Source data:
* * * * * * * * *
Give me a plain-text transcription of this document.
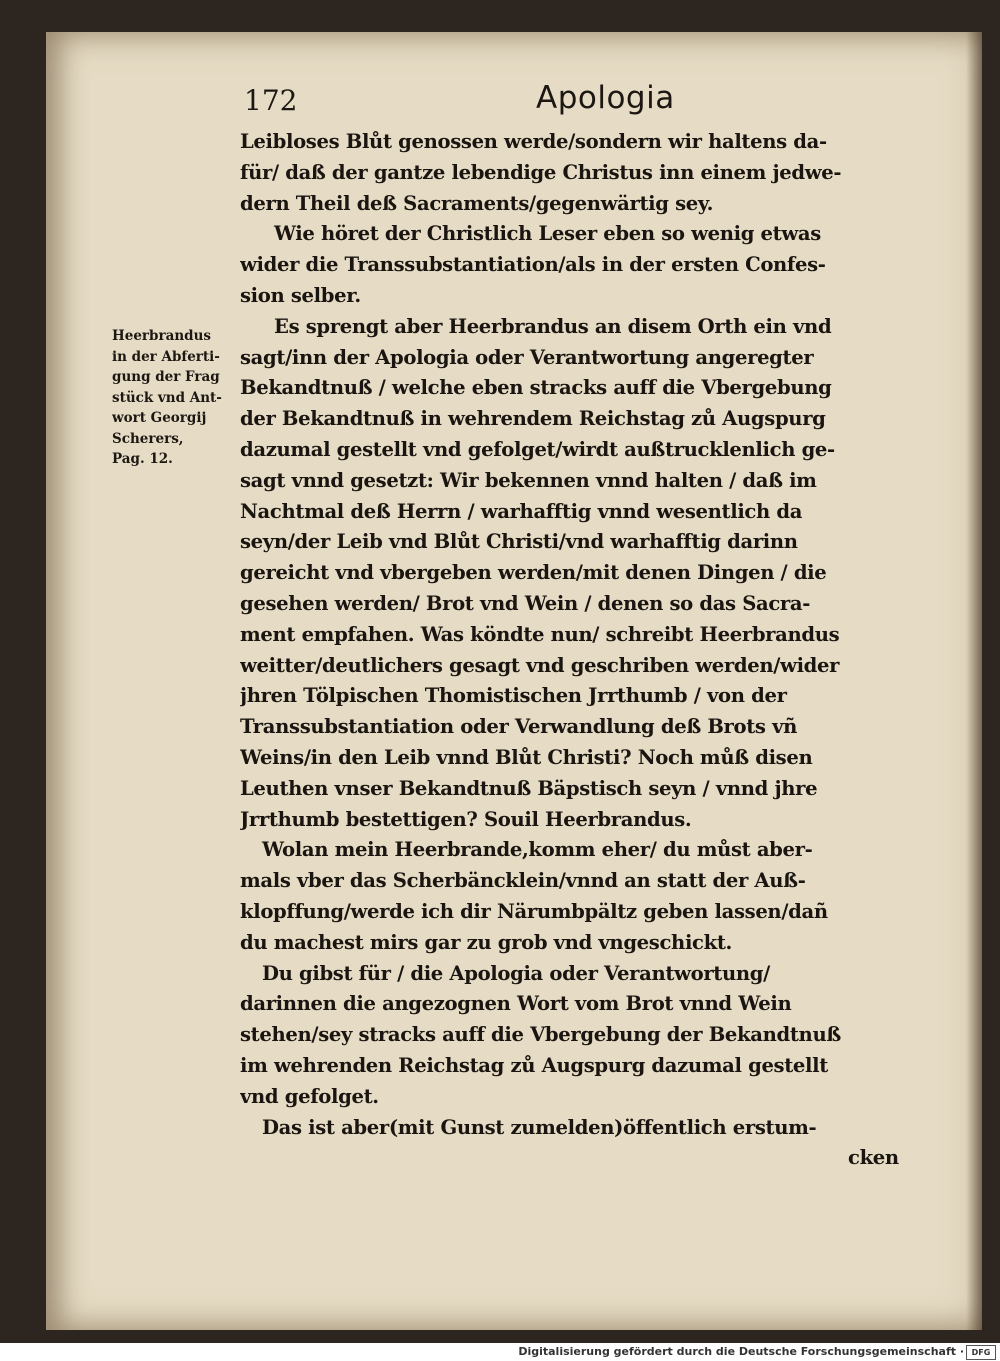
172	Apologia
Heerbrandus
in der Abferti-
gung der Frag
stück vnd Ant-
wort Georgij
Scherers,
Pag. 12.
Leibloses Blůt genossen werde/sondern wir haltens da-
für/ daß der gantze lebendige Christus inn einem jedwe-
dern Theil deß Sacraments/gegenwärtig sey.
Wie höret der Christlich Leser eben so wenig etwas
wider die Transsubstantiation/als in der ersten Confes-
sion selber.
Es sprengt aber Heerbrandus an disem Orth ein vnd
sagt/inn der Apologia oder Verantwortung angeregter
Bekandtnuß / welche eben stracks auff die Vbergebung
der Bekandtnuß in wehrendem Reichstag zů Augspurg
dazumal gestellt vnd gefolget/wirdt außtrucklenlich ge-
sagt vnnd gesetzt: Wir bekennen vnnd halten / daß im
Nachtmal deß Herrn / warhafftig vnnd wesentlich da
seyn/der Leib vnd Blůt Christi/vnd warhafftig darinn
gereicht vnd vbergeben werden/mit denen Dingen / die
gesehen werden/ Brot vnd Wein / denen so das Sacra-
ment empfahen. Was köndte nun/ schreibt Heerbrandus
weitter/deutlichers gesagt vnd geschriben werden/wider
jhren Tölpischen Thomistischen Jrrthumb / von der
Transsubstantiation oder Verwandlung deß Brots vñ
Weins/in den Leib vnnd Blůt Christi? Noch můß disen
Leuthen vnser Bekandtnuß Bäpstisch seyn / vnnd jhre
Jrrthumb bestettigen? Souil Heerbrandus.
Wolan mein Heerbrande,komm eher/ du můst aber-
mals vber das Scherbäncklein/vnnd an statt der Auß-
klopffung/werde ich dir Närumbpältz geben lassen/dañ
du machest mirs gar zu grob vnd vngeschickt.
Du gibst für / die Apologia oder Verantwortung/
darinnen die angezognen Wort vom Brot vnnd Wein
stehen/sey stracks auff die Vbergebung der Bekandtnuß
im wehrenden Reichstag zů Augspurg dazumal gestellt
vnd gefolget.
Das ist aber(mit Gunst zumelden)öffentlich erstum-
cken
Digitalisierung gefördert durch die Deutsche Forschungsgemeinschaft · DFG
* * * * * * * * *
Work required:
Send back the data above word for word, with the pictures left out.

Solution to the exercise:
Give me a plain-text transcription of this document.
172	Apologia
Heerbrandus
in der Abferti-
gung der Frag
stück vnd Ant-
wort Georgij
Scherers,
Pag. 12.
Leibloses Blůt genossen werde/sondern wir haltens da-
für/ daß der gantze lebendige Christus inn einem jedwe-
dern Theil deß Sacraments/gegenwärtig sey.
Wie höret der Christlich Leser eben so wenig etwas
wider die Transsubstantiation/als in der ersten Confes-
sion selber.
Es sprengt aber Heerbrandus an disem Orth ein vnd
sagt/inn der Apologia oder Verantwortung angeregter
Bekandtnuß / welche eben stracks auff die Vbergebung
der Bekandtnuß in wehrendem Reichstag zů Augspurg
dazumal gestellt vnd gefolget/wirdt außtrucklenlich ge-
sagt vnnd gesetzt: Wir bekennen vnnd halten / daß im
Nachtmal deß Herrn / warhafftig vnnd wesentlich da
seyn/der Leib vnd Blůt Christi/vnd warhafftig darinn
gereicht vnd vbergeben werden/mit denen Dingen / die
gesehen werden/ Brot vnd Wein / denen so das Sacra-
ment empfahen. Was köndte nun/ schreibt Heerbrandus
weitter/deutlichers gesagt vnd geschriben werden/wider
jhren Tölpischen Thomistischen Jrrthumb / von der
Transsubstantiation oder Verwandlung deß Brots vñ
Weins/in den Leib vnnd Blůt Christi? Noch můß disen
Leuthen vnser Bekandtnuß Bäpstisch seyn / vnnd jhre
Jrrthumb bestettigen? Souil Heerbrandus.
Wolan mein Heerbrande,komm eher/ du můst aber-
mals vber das Scherbäncklein/vnnd an statt der Auß-
klopffung/werde ich dir Närumbpältz geben lassen/dañ
du machest mirs gar zu grob vnd vngeschickt.
Du gibst für / die Apologia oder Verantwortung/
darinnen die angezognen Wort vom Brot vnnd Wein
stehen/sey stracks auff die Vbergebung der Bekandtnuß
im wehrenden Reichstag zů Augspurg dazumal gestellt
vnd gefolget.
Das ist aber(mit Gunst zumelden)öffentlich erstum-
cken
Digitalisierung gefördert durch die Deutsche Forschungsgemeinschaft · DFG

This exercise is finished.